__STATED EXERCISE__: Identify each line below containing the string "kind" and copy it.

__RECORD LIST__:
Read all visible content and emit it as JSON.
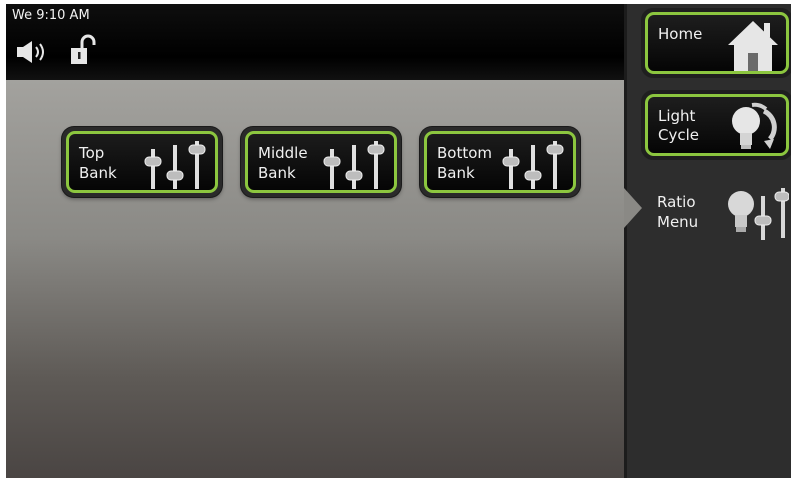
{
  "status": {
    "time": "We 9:10 AM",
    "icons": [
      "speaker-icon",
      "unlocked-padlock-icon"
    ]
  },
  "banks": [
    {
      "label": "Top\nBank",
      "icon": "sliders-icon"
    },
    {
      "label": "Middle\nBank",
      "icon": "sliders-icon"
    },
    {
      "label": "Bottom\nBank",
      "icon": "sliders-icon"
    }
  ],
  "sidebar": {
    "items": [
      {
        "label": "Home",
        "icon": "house-icon"
      },
      {
        "label": "Light\nCycle",
        "icon": "bulb-cycle-icon"
      },
      {
        "label": "Ratio\nMenu",
        "icon": "bulb-slider-icon",
        "active": true
      }
    ]
  },
  "colors": {
    "accent": "#8cc63f",
    "button_bg": "#0a0a0a",
    "sidebar_bg": "#2d2d2d",
    "status_bg": "#000000"
  }
}
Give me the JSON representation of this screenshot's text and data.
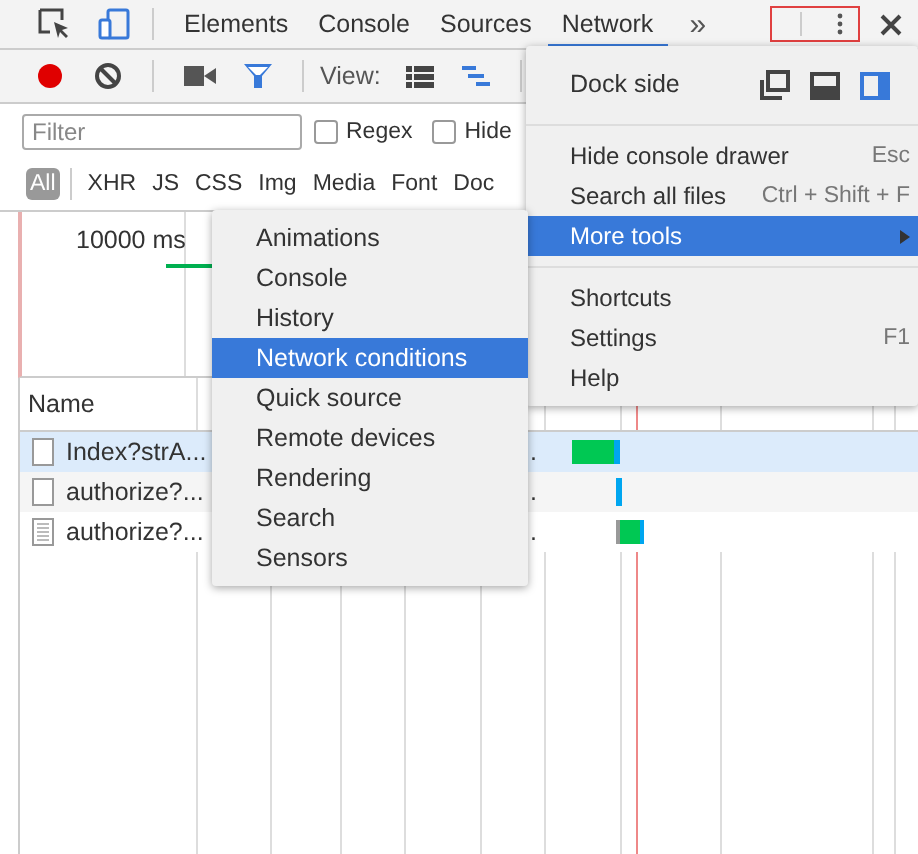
{
  "tabs": [
    {
      "label": "Elements",
      "selected": false
    },
    {
      "label": "Console",
      "selected": false
    },
    {
      "label": "Sources",
      "selected": false
    },
    {
      "label": "Network",
      "selected": true
    }
  ],
  "overflow": "»",
  "toolbar": {
    "recording": true,
    "filter_shown": true,
    "view_label": "View:",
    "large_rows": false
  },
  "filter": {
    "placeholder": "Filter",
    "options": [
      {
        "label": "Regex",
        "checked": false
      },
      {
        "label": "Hide",
        "checked": false
      }
    ]
  },
  "type_filters": [
    {
      "label": "All",
      "selected": true
    },
    {
      "label": "XHR",
      "selected": false
    },
    {
      "label": "JS",
      "selected": false
    },
    {
      "label": "CSS",
      "selected": false
    },
    {
      "label": "Img",
      "selected": false
    },
    {
      "label": "Media",
      "selected": false
    },
    {
      "label": "Font",
      "selected": false
    },
    {
      "label": "Doc",
      "selected": false
    }
  ],
  "overview": {
    "tick": "10000 ms"
  },
  "table": {
    "columns": [
      "Name"
    ],
    "rows": [
      {
        "name": "Index?strA...",
        "column_2": ".",
        "kind": "blank",
        "selected": true
      },
      {
        "name": "authorize?...",
        "column_2": ".",
        "kind": "blank",
        "selected": false
      },
      {
        "name": "authorize?...",
        "column_2": ".",
        "kind": "text",
        "selected": false
      }
    ]
  },
  "main_menu": {
    "dock_label": "Dock side",
    "dock_options": [
      {
        "kind": "undock",
        "selected": false
      },
      {
        "kind": "bottom",
        "selected": false
      },
      {
        "kind": "right",
        "selected": true
      }
    ],
    "groups": [
      [
        {
          "label": "Hide console drawer",
          "shortcut": "Esc",
          "selected": false,
          "submenu": false
        },
        {
          "label": "Search all files",
          "shortcut": "Ctrl + Shift + F",
          "selected": false,
          "submenu": false
        },
        {
          "label": "More tools",
          "selected": true,
          "submenu": true
        }
      ],
      [
        {
          "label": "Shortcuts",
          "selected": false,
          "submenu": false
        },
        {
          "label": "Settings",
          "shortcut": "F1",
          "selected": false,
          "submenu": false
        },
        {
          "label": "Help",
          "selected": false,
          "submenu": false
        }
      ]
    ]
  },
  "submenu": {
    "items": [
      {
        "label": "Animations",
        "selected": false
      },
      {
        "label": "Console",
        "selected": false
      },
      {
        "label": "History",
        "selected": false
      },
      {
        "label": "Network conditions",
        "selected": true
      },
      {
        "label": "Quick source",
        "selected": false
      },
      {
        "label": "Remote devices",
        "selected": false
      },
      {
        "label": "Rendering",
        "selected": false
      },
      {
        "label": "Search",
        "selected": false
      },
      {
        "label": "Sensors",
        "selected": false
      }
    ]
  }
}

__EXPECTED ANSWER__:
        "kind": "blank",
        "kind": "blank",
        "kind": "text",
        "kind": "undock",
        "kind": "bottom",
        "kind": "right",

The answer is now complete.